--- Start DATA SECTION ---

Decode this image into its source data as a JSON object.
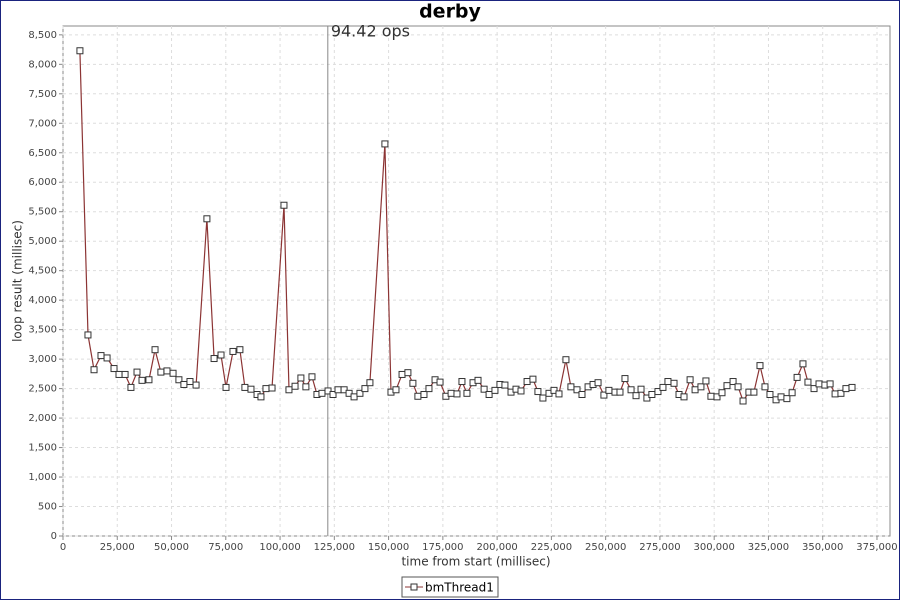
{
  "chart_data": {
    "type": "line",
    "title": "derby",
    "x_label": "time from start (millisec)",
    "y_label": "loop result (millisec)",
    "xlim": [
      0,
      381000
    ],
    "ylim": [
      0,
      8650
    ],
    "xticks": [
      0,
      {
        "value": 25000,
        "label": "25,000"
      },
      {
        "value": 50000,
        "label": "50,000"
      },
      {
        "value": 75000,
        "label": "75,000"
      },
      {
        "value": 100000,
        "label": "100,000"
      },
      {
        "value": 125000,
        "label": "125,000"
      },
      {
        "value": 150000,
        "label": "150,000"
      },
      {
        "value": 175000,
        "label": "175,000"
      },
      {
        "value": 200000,
        "label": "200,000"
      },
      {
        "value": 225000,
        "label": "225,000"
      },
      {
        "value": 250000,
        "label": "250,000"
      },
      {
        "value": 275000,
        "label": "275,000"
      },
      {
        "value": 300000,
        "label": "300,000"
      },
      {
        "value": 325000,
        "label": "325,000"
      },
      {
        "value": 350000,
        "label": "350,000"
      },
      {
        "value": 375000,
        "label": "375,000"
      }
    ],
    "yticks": [
      0,
      500,
      {
        "value": 1000,
        "label": "1,000"
      },
      {
        "value": 1500,
        "label": "1,500"
      },
      {
        "value": 2000,
        "label": "2,000"
      },
      {
        "value": 2500,
        "label": "2,500"
      },
      {
        "value": 3000,
        "label": "3,000"
      },
      {
        "value": 3500,
        "label": "3,500"
      },
      {
        "value": 4000,
        "label": "4,000"
      },
      {
        "value": 4500,
        "label": "4,500"
      },
      {
        "value": 5000,
        "label": "5,000"
      },
      {
        "value": 5500,
        "label": "5,500"
      },
      {
        "value": 6000,
        "label": "6,000"
      },
      {
        "value": 6500,
        "label": "6,500"
      },
      {
        "value": 7000,
        "label": "7,000"
      },
      {
        "value": 7500,
        "label": "7,500"
      },
      {
        "value": 8000,
        "label": "8,000"
      },
      {
        "value": 8500,
        "label": "8,500"
      }
    ],
    "grid": true,
    "legend": "bottom",
    "markers": [
      {
        "x": 122000,
        "label": "94.42 ops"
      }
    ],
    "x": [
      7800,
      11500,
      14300,
      17500,
      20300,
      23500,
      25800,
      28600,
      31300,
      34100,
      36400,
      39600,
      42400,
      45100,
      47900,
      50700,
      53400,
      55700,
      58500,
      61300,
      66300,
      69600,
      72800,
      75100,
      78300,
      81500,
      83800,
      86600,
      89400,
      91200,
      93500,
      96300,
      101800,
      104100,
      106900,
      109600,
      111900,
      114700,
      117000,
      119300,
      122100,
      124400,
      126700,
      129500,
      131800,
      134100,
      136800,
      139100,
      141400,
      148300,
      151100,
      153400,
      156200,
      158900,
      161200,
      163500,
      166300,
      168600,
      171400,
      173700,
      176400,
      178800,
      181500,
      183800,
      186100,
      188900,
      191200,
      194000,
      196300,
      199000,
      201300,
      203600,
      206400,
      208700,
      211000,
      213800,
      216500,
      218800,
      221100,
      223900,
      226200,
      228500,
      231700,
      234000,
      236800,
      239100,
      241900,
      244200,
      246500,
      249200,
      251500,
      254300,
      256600,
      258900,
      261700,
      264000,
      266300,
      269000,
      271300,
      274100,
      276400,
      278700,
      281500,
      283800,
      286100,
      288900,
      291200,
      293900,
      296200,
      298500,
      301300,
      303600,
      305900,
      308700,
      311000,
      313300,
      316000,
      318300,
      321100,
      323400,
      325700,
      328500,
      330800,
      333500,
      335900,
      338200,
      340900,
      343200,
      346000,
      348300,
      351000,
      353400,
      355700,
      358400,
      360700,
      363500
    ],
    "series": [
      {
        "name": "bmThread1",
        "color": "#8c3434",
        "marker_fill": "#ffffff",
        "values": [
          8230,
          3410,
          2820,
          3060,
          3020,
          2840,
          2740,
          2740,
          2520,
          2780,
          2640,
          2650,
          3160,
          2780,
          2800,
          2760,
          2650,
          2570,
          2620,
          2560,
          5380,
          3010,
          3070,
          2520,
          3130,
          3160,
          2520,
          2490,
          2400,
          2360,
          2500,
          2510,
          5610,
          2480,
          2540,
          2680,
          2530,
          2700,
          2400,
          2420,
          2460,
          2400,
          2480,
          2480,
          2420,
          2360,
          2420,
          2500,
          2600,
          6650,
          2440,
          2480,
          2740,
          2770,
          2590,
          2370,
          2400,
          2500,
          2650,
          2610,
          2370,
          2420,
          2410,
          2620,
          2420,
          2600,
          2640,
          2490,
          2400,
          2470,
          2570,
          2560,
          2440,
          2490,
          2460,
          2620,
          2660,
          2450,
          2340,
          2420,
          2470,
          2410,
          2990,
          2530,
          2480,
          2400,
          2530,
          2570,
          2600,
          2390,
          2470,
          2440,
          2440,
          2670,
          2480,
          2380,
          2490,
          2340,
          2400,
          2450,
          2520,
          2620,
          2590,
          2400,
          2360,
          2650,
          2480,
          2530,
          2630,
          2370,
          2360,
          2430,
          2550,
          2620,
          2530,
          2290,
          2440,
          2440,
          2890,
          2530,
          2400,
          2310,
          2360,
          2330,
          2430,
          2690,
          2920,
          2610,
          2500,
          2580,
          2560,
          2580,
          2410,
          2420,
          2500,
          2520
        ]
      }
    ]
  }
}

--- End DATA SECTION ---

AIM: Repeat each line of the records above exactly, but do not copy the pictures.

EXPECTED ANSWER:
Decode this image into its source data as a JSON object.
{
  "chart_data": {
    "type": "line",
    "title": "derby",
    "x_label": "time from start (millisec)",
    "y_label": "loop result (millisec)",
    "xlim": [
      0,
      381000
    ],
    "ylim": [
      0,
      8650
    ],
    "xticks": [
      0,
      {
        "value": 25000,
        "label": "25,000"
      },
      {
        "value": 50000,
        "label": "50,000"
      },
      {
        "value": 75000,
        "label": "75,000"
      },
      {
        "value": 100000,
        "label": "100,000"
      },
      {
        "value": 125000,
        "label": "125,000"
      },
      {
        "value": 150000,
        "label": "150,000"
      },
      {
        "value": 175000,
        "label": "175,000"
      },
      {
        "value": 200000,
        "label": "200,000"
      },
      {
        "value": 225000,
        "label": "225,000"
      },
      {
        "value": 250000,
        "label": "250,000"
      },
      {
        "value": 275000,
        "label": "275,000"
      },
      {
        "value": 300000,
        "label": "300,000"
      },
      {
        "value": 325000,
        "label": "325,000"
      },
      {
        "value": 350000,
        "label": "350,000"
      },
      {
        "value": 375000,
        "label": "375,000"
      }
    ],
    "yticks": [
      0,
      500,
      {
        "value": 1000,
        "label": "1,000"
      },
      {
        "value": 1500,
        "label": "1,500"
      },
      {
        "value": 2000,
        "label": "2,000"
      },
      {
        "value": 2500,
        "label": "2,500"
      },
      {
        "value": 3000,
        "label": "3,000"
      },
      {
        "value": 3500,
        "label": "3,500"
      },
      {
        "value": 4000,
        "label": "4,000"
      },
      {
        "value": 4500,
        "label": "4,500"
      },
      {
        "value": 5000,
        "label": "5,000"
      },
      {
        "value": 5500,
        "label": "5,500"
      },
      {
        "value": 6000,
        "label": "6,000"
      },
      {
        "value": 6500,
        "label": "6,500"
      },
      {
        "value": 7000,
        "label": "7,000"
      },
      {
        "value": 7500,
        "label": "7,500"
      },
      {
        "value": 8000,
        "label": "8,000"
      },
      {
        "value": 8500,
        "label": "8,500"
      }
    ],
    "grid": true,
    "legend": "bottom",
    "markers": [
      {
        "x": 122000,
        "label": "94.42 ops"
      }
    ],
    "x": [
      7800,
      11500,
      14300,
      17500,
      20300,
      23500,
      25800,
      28600,
      31300,
      34100,
      36400,
      39600,
      42400,
      45100,
      47900,
      50700,
      53400,
      55700,
      58500,
      61300,
      66300,
      69600,
      72800,
      75100,
      78300,
      81500,
      83800,
      86600,
      89400,
      91200,
      93500,
      96300,
      101800,
      104100,
      106900,
      109600,
      111900,
      114700,
      117000,
      119300,
      122100,
      124400,
      126700,
      129500,
      131800,
      134100,
      136800,
      139100,
      141400,
      148300,
      151100,
      153400,
      156200,
      158900,
      161200,
      163500,
      166300,
      168600,
      171400,
      173700,
      176400,
      178800,
      181500,
      183800,
      186100,
      188900,
      191200,
      194000,
      196300,
      199000,
      201300,
      203600,
      206400,
      208700,
      211000,
      213800,
      216500,
      218800,
      221100,
      223900,
      226200,
      228500,
      231700,
      234000,
      236800,
      239100,
      241900,
      244200,
      246500,
      249200,
      251500,
      254300,
      256600,
      258900,
      261700,
      264000,
      266300,
      269000,
      271300,
      274100,
      276400,
      278700,
      281500,
      283800,
      286100,
      288900,
      291200,
      293900,
      296200,
      298500,
      301300,
      303600,
      305900,
      308700,
      311000,
      313300,
      316000,
      318300,
      321100,
      323400,
      325700,
      328500,
      330800,
      333500,
      335900,
      338200,
      340900,
      343200,
      346000,
      348300,
      351000,
      353400,
      355700,
      358400,
      360700,
      363500
    ],
    "series": [
      {
        "name": "bmThread1",
        "color": "#8c3434",
        "marker_fill": "#ffffff",
        "values": [
          8230,
          3410,
          2820,
          3060,
          3020,
          2840,
          2740,
          2740,
          2520,
          2780,
          2640,
          2650,
          3160,
          2780,
          2800,
          2760,
          2650,
          2570,
          2620,
          2560,
          5380,
          3010,
          3070,
          2520,
          3130,
          3160,
          2520,
          2490,
          2400,
          2360,
          2500,
          2510,
          5610,
          2480,
          2540,
          2680,
          2530,
          2700,
          2400,
          2420,
          2460,
          2400,
          2480,
          2480,
          2420,
          2360,
          2420,
          2500,
          2600,
          6650,
          2440,
          2480,
          2740,
          2770,
          2590,
          2370,
          2400,
          2500,
          2650,
          2610,
          2370,
          2420,
          2410,
          2620,
          2420,
          2600,
          2640,
          2490,
          2400,
          2470,
          2570,
          2560,
          2440,
          2490,
          2460,
          2620,
          2660,
          2450,
          2340,
          2420,
          2470,
          2410,
          2990,
          2530,
          2480,
          2400,
          2530,
          2570,
          2600,
          2390,
          2470,
          2440,
          2440,
          2670,
          2480,
          2380,
          2490,
          2340,
          2400,
          2450,
          2520,
          2620,
          2590,
          2400,
          2360,
          2650,
          2480,
          2530,
          2630,
          2370,
          2360,
          2430,
          2550,
          2620,
          2530,
          2290,
          2440,
          2440,
          2890,
          2530,
          2400,
          2310,
          2360,
          2330,
          2430,
          2690,
          2920,
          2610,
          2500,
          2580,
          2560,
          2580,
          2410,
          2420,
          2500,
          2520
        ]
      }
    ]
  }
}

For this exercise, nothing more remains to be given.